┌─ Information given

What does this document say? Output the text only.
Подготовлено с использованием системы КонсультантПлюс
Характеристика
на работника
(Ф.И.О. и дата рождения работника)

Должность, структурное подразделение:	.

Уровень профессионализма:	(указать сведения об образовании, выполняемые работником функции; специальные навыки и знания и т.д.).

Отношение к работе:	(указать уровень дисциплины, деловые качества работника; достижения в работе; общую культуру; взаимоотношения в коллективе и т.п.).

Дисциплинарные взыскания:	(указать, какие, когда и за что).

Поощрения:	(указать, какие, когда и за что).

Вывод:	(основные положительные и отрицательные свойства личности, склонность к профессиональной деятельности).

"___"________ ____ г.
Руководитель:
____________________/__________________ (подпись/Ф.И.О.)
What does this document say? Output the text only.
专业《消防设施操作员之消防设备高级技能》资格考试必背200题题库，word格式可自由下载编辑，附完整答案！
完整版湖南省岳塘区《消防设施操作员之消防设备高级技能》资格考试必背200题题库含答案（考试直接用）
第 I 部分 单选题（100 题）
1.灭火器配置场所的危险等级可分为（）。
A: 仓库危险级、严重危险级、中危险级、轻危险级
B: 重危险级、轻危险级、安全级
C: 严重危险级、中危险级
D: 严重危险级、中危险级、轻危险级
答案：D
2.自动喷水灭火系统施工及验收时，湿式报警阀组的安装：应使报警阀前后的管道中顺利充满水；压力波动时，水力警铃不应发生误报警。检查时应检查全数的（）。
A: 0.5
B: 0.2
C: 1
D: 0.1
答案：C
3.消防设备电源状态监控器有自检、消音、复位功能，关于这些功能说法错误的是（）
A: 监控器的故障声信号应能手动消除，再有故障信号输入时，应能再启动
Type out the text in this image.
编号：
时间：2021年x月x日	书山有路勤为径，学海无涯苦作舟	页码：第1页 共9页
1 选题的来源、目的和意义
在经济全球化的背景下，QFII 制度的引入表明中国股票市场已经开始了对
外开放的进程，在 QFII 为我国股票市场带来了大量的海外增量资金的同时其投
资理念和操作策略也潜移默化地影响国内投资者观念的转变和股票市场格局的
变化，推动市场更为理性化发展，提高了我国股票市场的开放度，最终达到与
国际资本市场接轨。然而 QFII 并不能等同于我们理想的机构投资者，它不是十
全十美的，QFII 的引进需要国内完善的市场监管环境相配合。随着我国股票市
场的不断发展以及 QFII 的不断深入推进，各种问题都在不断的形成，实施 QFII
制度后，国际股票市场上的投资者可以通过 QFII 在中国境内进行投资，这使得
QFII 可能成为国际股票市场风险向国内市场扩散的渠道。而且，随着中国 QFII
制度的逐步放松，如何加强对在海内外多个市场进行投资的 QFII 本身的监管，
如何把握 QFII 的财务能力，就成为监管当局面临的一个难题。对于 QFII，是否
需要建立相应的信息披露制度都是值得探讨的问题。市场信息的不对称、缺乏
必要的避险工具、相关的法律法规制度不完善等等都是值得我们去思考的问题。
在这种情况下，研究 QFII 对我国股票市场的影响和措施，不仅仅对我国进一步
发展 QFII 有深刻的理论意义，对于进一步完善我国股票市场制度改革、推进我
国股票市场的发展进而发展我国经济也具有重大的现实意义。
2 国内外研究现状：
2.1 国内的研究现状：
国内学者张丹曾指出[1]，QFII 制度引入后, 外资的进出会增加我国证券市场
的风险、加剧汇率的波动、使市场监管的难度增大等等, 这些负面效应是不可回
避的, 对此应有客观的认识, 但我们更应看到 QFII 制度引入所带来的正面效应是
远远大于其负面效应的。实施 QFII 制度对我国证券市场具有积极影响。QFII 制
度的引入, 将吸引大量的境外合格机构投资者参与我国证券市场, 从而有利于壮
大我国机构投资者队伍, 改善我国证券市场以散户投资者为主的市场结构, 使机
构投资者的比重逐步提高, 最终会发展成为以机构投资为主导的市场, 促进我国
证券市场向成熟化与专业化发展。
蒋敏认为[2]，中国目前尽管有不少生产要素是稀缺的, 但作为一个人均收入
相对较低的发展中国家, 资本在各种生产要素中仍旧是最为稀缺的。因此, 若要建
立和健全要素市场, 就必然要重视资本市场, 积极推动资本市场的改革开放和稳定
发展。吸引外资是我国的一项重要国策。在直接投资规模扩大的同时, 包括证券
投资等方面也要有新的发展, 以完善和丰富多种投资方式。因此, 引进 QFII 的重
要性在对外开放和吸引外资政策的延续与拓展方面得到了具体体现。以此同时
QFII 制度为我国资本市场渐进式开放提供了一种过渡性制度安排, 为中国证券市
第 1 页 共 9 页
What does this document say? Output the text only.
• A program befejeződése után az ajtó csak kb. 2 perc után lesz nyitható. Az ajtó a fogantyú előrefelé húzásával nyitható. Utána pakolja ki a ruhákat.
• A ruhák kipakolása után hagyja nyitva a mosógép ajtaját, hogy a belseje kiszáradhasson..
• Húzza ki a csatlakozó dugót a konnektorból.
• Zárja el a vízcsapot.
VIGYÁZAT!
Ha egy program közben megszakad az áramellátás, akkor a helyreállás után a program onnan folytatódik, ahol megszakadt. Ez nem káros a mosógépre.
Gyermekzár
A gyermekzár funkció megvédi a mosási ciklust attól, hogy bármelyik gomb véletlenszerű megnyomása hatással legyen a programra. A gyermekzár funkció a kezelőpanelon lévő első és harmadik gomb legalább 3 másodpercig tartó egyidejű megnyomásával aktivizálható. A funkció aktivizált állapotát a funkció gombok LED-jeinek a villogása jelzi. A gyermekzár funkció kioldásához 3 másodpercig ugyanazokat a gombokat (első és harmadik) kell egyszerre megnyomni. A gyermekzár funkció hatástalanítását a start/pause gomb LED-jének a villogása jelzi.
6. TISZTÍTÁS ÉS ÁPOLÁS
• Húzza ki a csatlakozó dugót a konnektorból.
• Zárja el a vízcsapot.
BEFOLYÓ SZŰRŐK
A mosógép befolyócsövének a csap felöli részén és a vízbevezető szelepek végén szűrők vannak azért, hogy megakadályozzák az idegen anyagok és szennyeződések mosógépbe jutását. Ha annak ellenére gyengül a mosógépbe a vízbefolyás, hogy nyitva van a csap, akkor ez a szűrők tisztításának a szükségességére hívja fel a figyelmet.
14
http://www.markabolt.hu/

└─

Above are the records; copy all of them exactly.

## Answer
What does this document say? Output the text only.
Подготовлено с использованием системы КонсультантПлюс
Характеристика
на работника
(Ф.И.О. и дата рождения работника)

Должность, структурное подразделение:	.

Уровень профессионализма:	(указать сведения об образовании, выполняемые работником функции; специальные навыки и знания и т.д.).

Отношение к работе:	(указать уровень дисциплины, деловые качества работника; достижения в работе; общую культуру; взаимоотношения в коллективе и т.п.).

Дисциплинарные взыскания:	(указать, какие, когда и за что).

Поощрения:	(указать, какие, когда и за что).

Вывод:	(основные положительные и отрицательные свойства личности, склонность к профессиональной деятельности).

"___"________ ____ г.
Руководитель:
____________________/__________________ (подпись/Ф.И.О.)
What does this document say? Output the text only.
专业《消防设施操作员之消防设备高级技能》资格考试必背200题题库，word格式可自由下载编辑，附完整答案！
完整版湖南省岳塘区《消防设施操作员之消防设备高级技能》资格考试必背200题题库含答案（考试直接用）
第 I 部分 单选题（100 题）
1.灭火器配置场所的危险等级可分为（）。
A: 仓库危险级、严重危险级、中危险级、轻危险级
B: 重危险级、轻危险级、安全级
C: 严重危险级、中危险级
D: 严重危险级、中危险级、轻危险级
答案：D
2.自动喷水灭火系统施工及验收时，湿式报警阀组的安装：应使报警阀前后的管道中顺利充满水；压力波动时，水力警铃不应发生误报警。检查时应检查全数的（）。
A: 0.5
B: 0.2
C: 1
D: 0.1
答案：C
3.消防设备电源状态监控器有自检、消音、复位功能，关于这些功能说法错误的是（）
A: 监控器的故障声信号应能手动消除，再有故障信号输入时，应能再启动
Type out the text in this image.
编号：
时间：2021年x月x日	书山有路勤为径，学海无涯苦作舟	页码：第1页 共9页
1 选题的来源、目的和意义
在经济全球化的背景下，QFII 制度的引入表明中国股票市场已经开始了对
外开放的进程，在 QFII 为我国股票市场带来了大量的海外增量资金的同时其投
资理念和操作策略也潜移默化地影响国内投资者观念的转变和股票市场格局的
变化，推动市场更为理性化发展，提高了我国股票市场的开放度，最终达到与
国际资本市场接轨。然而 QFII 并不能等同于我们理想的机构投资者，它不是十
全十美的，QFII 的引进需要国内完善的市场监管环境相配合。随着我国股票市
场的不断发展以及 QFII 的不断深入推进，各种问题都在不断的形成，实施 QFII
制度后，国际股票市场上的投资者可以通过 QFII 在中国境内进行投资，这使得
QFII 可能成为国际股票市场风险向国内市场扩散的渠道。而且，随着中国 QFII
制度的逐步放松，如何加强对在海内外多个市场进行投资的 QFII 本身的监管，
如何把握 QFII 的财务能力，就成为监管当局面临的一个难题。对于 QFII，是否
需要建立相应的信息披露制度都是值得探讨的问题。市场信息的不对称、缺乏
必要的避险工具、相关的法律法规制度不完善等等都是值得我们去思考的问题。
在这种情况下，研究 QFII 对我国股票市场的影响和措施，不仅仅对我国进一步
发展 QFII 有深刻的理论意义，对于进一步完善我国股票市场制度改革、推进我
国股票市场的发展进而发展我国经济也具有重大的现实意义。
2 国内外研究现状：
2.1 国内的研究现状：
国内学者张丹曾指出[1]，QFII 制度引入后, 外资的进出会增加我国证券市场
的风险、加剧汇率的波动、使市场监管的难度增大等等, 这些负面效应是不可回
避的, 对此应有客观的认识, 但我们更应看到 QFII 制度引入所带来的正面效应是
远远大于其负面效应的。实施 QFII 制度对我国证券市场具有积极影响。QFII 制
度的引入, 将吸引大量的境外合格机构投资者参与我国证券市场, 从而有利于壮
大我国机构投资者队伍, 改善我国证券市场以散户投资者为主的市场结构, 使机
构投资者的比重逐步提高, 最终会发展成为以机构投资为主导的市场, 促进我国
证券市场向成熟化与专业化发展。
蒋敏认为[2]，中国目前尽管有不少生产要素是稀缺的, 但作为一个人均收入
相对较低的发展中国家, 资本在各种生产要素中仍旧是最为稀缺的。因此, 若要建
立和健全要素市场, 就必然要重视资本市场, 积极推动资本市场的改革开放和稳定
发展。吸引外资是我国的一项重要国策。在直接投资规模扩大的同时, 包括证券
投资等方面也要有新的发展, 以完善和丰富多种投资方式。因此, 引进 QFII 的重
要性在对外开放和吸引外资政策的延续与拓展方面得到了具体体现。以此同时
QFII 制度为我国资本市场渐进式开放提供了一种过渡性制度安排, 为中国证券市
第 1 页 共 9 页
What does this document say? Output the text only.
• A program befejeződése után az ajtó csak kb. 2 perc után lesz nyitható. Az ajtó a fogantyú előrefelé húzásával nyitható. Utána pakolja ki a ruhákat.
• A ruhák kipakolása után hagyja nyitva a mosógép ajtaját, hogy a belseje kiszáradhasson..
• Húzza ki a csatlakozó dugót a konnektorból.
• Zárja el a vízcsapot.
VIGYÁZAT!
Ha egy program közben megszakad az áramellátás, akkor a helyreállás után a program onnan folytatódik, ahol megszakadt. Ez nem káros a mosógépre.
Gyermekzár
A gyermekzár funkció megvédi a mosási ciklust attól, hogy bármelyik gomb véletlenszerű megnyomása hatással legyen a programra. A gyermekzár funkció a kezelőpanelon lévő első és harmadik gomb legalább 3 másodpercig tartó egyidejű megnyomásával aktivizálható. A funkció aktivizált állapotát a funkció gombok LED-jeinek a villogása jelzi. A gyermekzár funkció kioldásához 3 másodpercig ugyanazokat a gombokat (első és harmadik) kell egyszerre megnyomni. A gyermekzár funkció hatástalanítását a start/pause gomb LED-jének a villogása jelzi.
6. TISZTÍTÁS ÉS ÁPOLÁS
• Húzza ki a csatlakozó dugót a konnektorból.
• Zárja el a vízcsapot.
BEFOLYÓ SZŰRŐK
A mosógép befolyócsövének a csap felöli részén és a vízbevezető szelepek végén szűrők vannak azért, hogy megakadályozzák az idegen anyagok és szennyeződések mosógépbe jutását. Ha annak ellenére gyengül a mosógépbe a vízbefolyás, hogy nyitva van a csap, akkor ez a szűrők tisztításának a szükségességére hívja fel a figyelmet.
14
http://www.markabolt.hu/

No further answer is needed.